▶ Records from a collection of figures:
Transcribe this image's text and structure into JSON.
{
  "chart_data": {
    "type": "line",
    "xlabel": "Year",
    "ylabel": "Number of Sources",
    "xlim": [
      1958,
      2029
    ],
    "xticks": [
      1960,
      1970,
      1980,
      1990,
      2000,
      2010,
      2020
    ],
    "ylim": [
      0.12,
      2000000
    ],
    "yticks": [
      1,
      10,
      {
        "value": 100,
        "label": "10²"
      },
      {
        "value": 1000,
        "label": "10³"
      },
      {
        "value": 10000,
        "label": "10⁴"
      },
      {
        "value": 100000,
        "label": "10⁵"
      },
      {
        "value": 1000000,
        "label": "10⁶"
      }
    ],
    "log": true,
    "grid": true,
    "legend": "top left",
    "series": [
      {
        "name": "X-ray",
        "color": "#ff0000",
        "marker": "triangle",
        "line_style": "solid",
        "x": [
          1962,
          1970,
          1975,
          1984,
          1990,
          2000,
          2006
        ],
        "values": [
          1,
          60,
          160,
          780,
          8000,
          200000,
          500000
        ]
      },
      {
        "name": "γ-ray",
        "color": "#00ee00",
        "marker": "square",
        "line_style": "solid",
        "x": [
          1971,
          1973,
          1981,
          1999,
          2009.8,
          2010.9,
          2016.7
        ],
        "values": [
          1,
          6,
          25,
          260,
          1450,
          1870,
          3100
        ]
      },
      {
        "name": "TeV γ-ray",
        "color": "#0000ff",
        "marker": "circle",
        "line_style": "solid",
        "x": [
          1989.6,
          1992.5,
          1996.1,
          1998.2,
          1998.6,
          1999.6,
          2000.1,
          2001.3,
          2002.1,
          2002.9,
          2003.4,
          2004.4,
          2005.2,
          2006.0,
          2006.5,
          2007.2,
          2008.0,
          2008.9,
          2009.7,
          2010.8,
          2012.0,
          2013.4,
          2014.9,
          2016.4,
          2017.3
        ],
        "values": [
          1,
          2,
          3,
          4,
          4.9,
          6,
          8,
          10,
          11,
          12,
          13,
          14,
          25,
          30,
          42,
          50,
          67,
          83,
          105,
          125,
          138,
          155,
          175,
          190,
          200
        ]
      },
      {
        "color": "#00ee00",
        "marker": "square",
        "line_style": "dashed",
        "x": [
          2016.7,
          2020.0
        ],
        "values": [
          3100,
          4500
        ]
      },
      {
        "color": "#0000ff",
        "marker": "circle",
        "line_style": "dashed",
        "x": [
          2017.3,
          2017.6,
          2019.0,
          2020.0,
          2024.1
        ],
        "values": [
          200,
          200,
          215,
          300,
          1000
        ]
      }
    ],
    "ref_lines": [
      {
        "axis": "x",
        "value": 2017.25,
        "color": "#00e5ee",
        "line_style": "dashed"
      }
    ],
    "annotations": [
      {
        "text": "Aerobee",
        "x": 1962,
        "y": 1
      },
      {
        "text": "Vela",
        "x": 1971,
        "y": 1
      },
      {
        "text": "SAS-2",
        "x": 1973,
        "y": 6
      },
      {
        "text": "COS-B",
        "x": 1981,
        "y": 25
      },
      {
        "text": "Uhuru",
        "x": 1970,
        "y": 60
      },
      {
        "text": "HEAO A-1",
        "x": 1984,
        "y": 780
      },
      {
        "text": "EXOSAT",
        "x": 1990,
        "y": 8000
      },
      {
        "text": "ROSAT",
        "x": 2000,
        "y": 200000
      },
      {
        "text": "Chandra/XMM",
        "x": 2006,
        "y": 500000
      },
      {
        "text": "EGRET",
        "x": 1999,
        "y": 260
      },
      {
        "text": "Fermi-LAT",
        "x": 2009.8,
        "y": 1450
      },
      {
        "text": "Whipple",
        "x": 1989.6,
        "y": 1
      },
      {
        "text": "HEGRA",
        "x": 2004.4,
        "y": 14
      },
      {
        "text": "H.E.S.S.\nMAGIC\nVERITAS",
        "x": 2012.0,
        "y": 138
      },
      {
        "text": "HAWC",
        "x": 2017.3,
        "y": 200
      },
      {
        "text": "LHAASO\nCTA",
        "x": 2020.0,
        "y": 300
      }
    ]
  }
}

▶ EXERCISE PROMPT: Write out every entry above, word for word.

▶ TASK RESULT:
Transcribe this image's text and structure into JSON.
{
  "chart_data": {
    "type": "line",
    "xlabel": "Year",
    "ylabel": "Number of Sources",
    "xlim": [
      1958,
      2029
    ],
    "xticks": [
      1960,
      1970,
      1980,
      1990,
      2000,
      2010,
      2020
    ],
    "ylim": [
      0.12,
      2000000
    ],
    "yticks": [
      1,
      10,
      {
        "value": 100,
        "label": "10²"
      },
      {
        "value": 1000,
        "label": "10³"
      },
      {
        "value": 10000,
        "label": "10⁴"
      },
      {
        "value": 100000,
        "label": "10⁵"
      },
      {
        "value": 1000000,
        "label": "10⁶"
      }
    ],
    "log": true,
    "grid": true,
    "legend": "top left",
    "series": [
      {
        "name": "X-ray",
        "color": "#ff0000",
        "marker": "triangle",
        "line_style": "solid",
        "x": [
          1962,
          1970,
          1975,
          1984,
          1990,
          2000,
          2006
        ],
        "values": [
          1,
          60,
          160,
          780,
          8000,
          200000,
          500000
        ]
      },
      {
        "name": "γ-ray",
        "color": "#00ee00",
        "marker": "square",
        "line_style": "solid",
        "x": [
          1971,
          1973,
          1981,
          1999,
          2009.8,
          2010.9,
          2016.7
        ],
        "values": [
          1,
          6,
          25,
          260,
          1450,
          1870,
          3100
        ]
      },
      {
        "name": "TeV γ-ray",
        "color": "#0000ff",
        "marker": "circle",
        "line_style": "solid",
        "x": [
          1989.6,
          1992.5,
          1996.1,
          1998.2,
          1998.6,
          1999.6,
          2000.1,
          2001.3,
          2002.1,
          2002.9,
          2003.4,
          2004.4,
          2005.2,
          2006.0,
          2006.5,
          2007.2,
          2008.0,
          2008.9,
          2009.7,
          2010.8,
          2012.0,
          2013.4,
          2014.9,
          2016.4,
          2017.3
        ],
        "values": [
          1,
          2,
          3,
          4,
          4.9,
          6,
          8,
          10,
          11,
          12,
          13,
          14,
          25,
          30,
          42,
          50,
          67,
          83,
          105,
          125,
          138,
          155,
          175,
          190,
          200
        ]
      },
      {
        "color": "#00ee00",
        "marker": "square",
        "line_style": "dashed",
        "x": [
          2016.7,
          2020.0
        ],
        "values": [
          3100,
          4500
        ]
      },
      {
        "color": "#0000ff",
        "marker": "circle",
        "line_style": "dashed",
        "x": [
          2017.3,
          2017.6,
          2019.0,
          2020.0,
          2024.1
        ],
        "values": [
          200,
          200,
          215,
          300,
          1000
        ]
      }
    ],
    "ref_lines": [
      {
        "axis": "x",
        "value": 2017.25,
        "color": "#00e5ee",
        "line_style": "dashed"
      }
    ],
    "annotations": [
      {
        "text": "Aerobee",
        "x": 1962,
        "y": 1
      },
      {
        "text": "Vela",
        "x": 1971,
        "y": 1
      },
      {
        "text": "SAS-2",
        "x": 1973,
        "y": 6
      },
      {
        "text": "COS-B",
        "x": 1981,
        "y": 25
      },
      {
        "text": "Uhuru",
        "x": 1970,
        "y": 60
      },
      {
        "text": "HEAO A-1",
        "x": 1984,
        "y": 780
      },
      {
        "text": "EXOSAT",
        "x": 1990,
        "y": 8000
      },
      {
        "text": "ROSAT",
        "x": 2000,
        "y": 200000
      },
      {
        "text": "Chandra/XMM",
        "x": 2006,
        "y": 500000
      },
      {
        "text": "EGRET",
        "x": 1999,
        "y": 260
      },
      {
        "text": "Fermi-LAT",
        "x": 2009.8,
        "y": 1450
      },
      {
        "text": "Whipple",
        "x": 1989.6,
        "y": 1
      },
      {
        "text": "HEGRA",
        "x": 2004.4,
        "y": 14
      },
      {
        "text": "H.E.S.S.\nMAGIC\nVERITAS",
        "x": 2012.0,
        "y": 138
      },
      {
        "text": "HAWC",
        "x": 2017.3,
        "y": 200
      },
      {
        "text": "LHAASO\nCTA",
        "x": 2020.0,
        "y": 300
      }
    ]
  }
}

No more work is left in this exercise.